◆ **What you will do**: Can you retype every record below exactly as written?

◆ **Data for the task**:

— Start —

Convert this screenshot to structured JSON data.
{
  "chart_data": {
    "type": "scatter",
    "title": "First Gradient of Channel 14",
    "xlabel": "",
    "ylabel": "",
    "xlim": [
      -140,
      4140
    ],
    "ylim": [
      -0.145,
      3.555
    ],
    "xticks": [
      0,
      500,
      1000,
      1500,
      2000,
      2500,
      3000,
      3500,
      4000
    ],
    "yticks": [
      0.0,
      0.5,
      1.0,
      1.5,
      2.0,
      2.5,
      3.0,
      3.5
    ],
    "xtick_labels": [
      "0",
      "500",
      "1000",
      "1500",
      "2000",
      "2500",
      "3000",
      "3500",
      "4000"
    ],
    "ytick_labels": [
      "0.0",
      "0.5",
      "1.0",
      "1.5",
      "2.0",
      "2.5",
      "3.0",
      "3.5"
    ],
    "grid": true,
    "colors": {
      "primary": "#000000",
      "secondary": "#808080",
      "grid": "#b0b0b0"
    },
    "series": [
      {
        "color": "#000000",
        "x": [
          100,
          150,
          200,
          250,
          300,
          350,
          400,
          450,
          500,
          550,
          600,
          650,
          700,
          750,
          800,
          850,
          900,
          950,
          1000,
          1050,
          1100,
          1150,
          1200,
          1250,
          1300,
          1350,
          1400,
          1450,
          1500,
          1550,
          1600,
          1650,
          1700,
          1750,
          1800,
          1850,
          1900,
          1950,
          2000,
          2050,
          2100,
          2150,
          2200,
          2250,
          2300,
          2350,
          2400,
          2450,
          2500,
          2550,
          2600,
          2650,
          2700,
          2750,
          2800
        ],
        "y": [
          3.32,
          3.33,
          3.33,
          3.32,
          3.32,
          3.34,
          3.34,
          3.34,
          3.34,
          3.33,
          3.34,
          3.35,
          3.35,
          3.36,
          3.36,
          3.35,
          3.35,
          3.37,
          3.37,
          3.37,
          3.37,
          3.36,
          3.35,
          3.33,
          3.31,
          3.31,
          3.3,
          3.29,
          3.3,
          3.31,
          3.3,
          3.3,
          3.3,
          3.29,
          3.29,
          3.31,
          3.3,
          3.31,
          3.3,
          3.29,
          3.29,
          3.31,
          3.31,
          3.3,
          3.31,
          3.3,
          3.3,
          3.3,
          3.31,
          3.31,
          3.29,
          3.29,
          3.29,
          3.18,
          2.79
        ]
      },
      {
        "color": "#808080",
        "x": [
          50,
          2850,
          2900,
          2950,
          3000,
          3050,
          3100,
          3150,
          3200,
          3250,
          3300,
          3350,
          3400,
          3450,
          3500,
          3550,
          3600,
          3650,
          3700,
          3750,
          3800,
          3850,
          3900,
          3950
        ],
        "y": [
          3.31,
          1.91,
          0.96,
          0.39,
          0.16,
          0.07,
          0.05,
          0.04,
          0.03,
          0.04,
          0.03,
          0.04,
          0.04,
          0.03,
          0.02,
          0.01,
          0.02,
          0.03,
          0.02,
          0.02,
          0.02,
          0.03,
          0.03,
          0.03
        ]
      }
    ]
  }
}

— End —

◆ **Task output**:
Convert this screenshot to structured JSON data.
{
  "chart_data": {
    "type": "scatter",
    "title": "First Gradient of Channel 14",
    "xlabel": "",
    "ylabel": "",
    "xlim": [
      -140,
      4140
    ],
    "ylim": [
      -0.145,
      3.555
    ],
    "xticks": [
      0,
      500,
      1000,
      1500,
      2000,
      2500,
      3000,
      3500,
      4000
    ],
    "yticks": [
      0.0,
      0.5,
      1.0,
      1.5,
      2.0,
      2.5,
      3.0,
      3.5
    ],
    "xtick_labels": [
      "0",
      "500",
      "1000",
      "1500",
      "2000",
      "2500",
      "3000",
      "3500",
      "4000"
    ],
    "ytick_labels": [
      "0.0",
      "0.5",
      "1.0",
      "1.5",
      "2.0",
      "2.5",
      "3.0",
      "3.5"
    ],
    "grid": true,
    "colors": {
      "primary": "#000000",
      "secondary": "#808080",
      "grid": "#b0b0b0"
    },
    "series": [
      {
        "color": "#000000",
        "x": [
          100,
          150,
          200,
          250,
          300,
          350,
          400,
          450,
          500,
          550,
          600,
          650,
          700,
          750,
          800,
          850,
          900,
          950,
          1000,
          1050,
          1100,
          1150,
          1200,
          1250,
          1300,
          1350,
          1400,
          1450,
          1500,
          1550,
          1600,
          1650,
          1700,
          1750,
          1800,
          1850,
          1900,
          1950,
          2000,
          2050,
          2100,
          2150,
          2200,
          2250,
          2300,
          2350,
          2400,
          2450,
          2500,
          2550,
          2600,
          2650,
          2700,
          2750,
          2800
        ],
        "y": [
          3.32,
          3.33,
          3.33,
          3.32,
          3.32,
          3.34,
          3.34,
          3.34,
          3.34,
          3.33,
          3.34,
          3.35,
          3.35,
          3.36,
          3.36,
          3.35,
          3.35,
          3.37,
          3.37,
          3.37,
          3.37,
          3.36,
          3.35,
          3.33,
          3.31,
          3.31,
          3.3,
          3.29,
          3.3,
          3.31,
          3.3,
          3.3,
          3.3,
          3.29,
          3.29,
          3.31,
          3.3,
          3.31,
          3.3,
          3.29,
          3.29,
          3.31,
          3.31,
          3.3,
          3.31,
          3.3,
          3.3,
          3.3,
          3.31,
          3.31,
          3.29,
          3.29,
          3.29,
          3.18,
          2.79
        ]
      },
      {
        "color": "#808080",
        "x": [
          50,
          2850,
          2900,
          2950,
          3000,
          3050,
          3100,
          3150,
          3200,
          3250,
          3300,
          3350,
          3400,
          3450,
          3500,
          3550,
          3600,
          3650,
          3700,
          3750,
          3800,
          3850,
          3900,
          3950
        ],
        "y": [
          3.31,
          1.91,
          0.96,
          0.39,
          0.16,
          0.07,
          0.05,
          0.04,
          0.03,
          0.04,
          0.03,
          0.04,
          0.04,
          0.03,
          0.02,
          0.01,
          0.02,
          0.03,
          0.02,
          0.02,
          0.02,
          0.03,
          0.03,
          0.03
        ]
      }
    ]
  }
}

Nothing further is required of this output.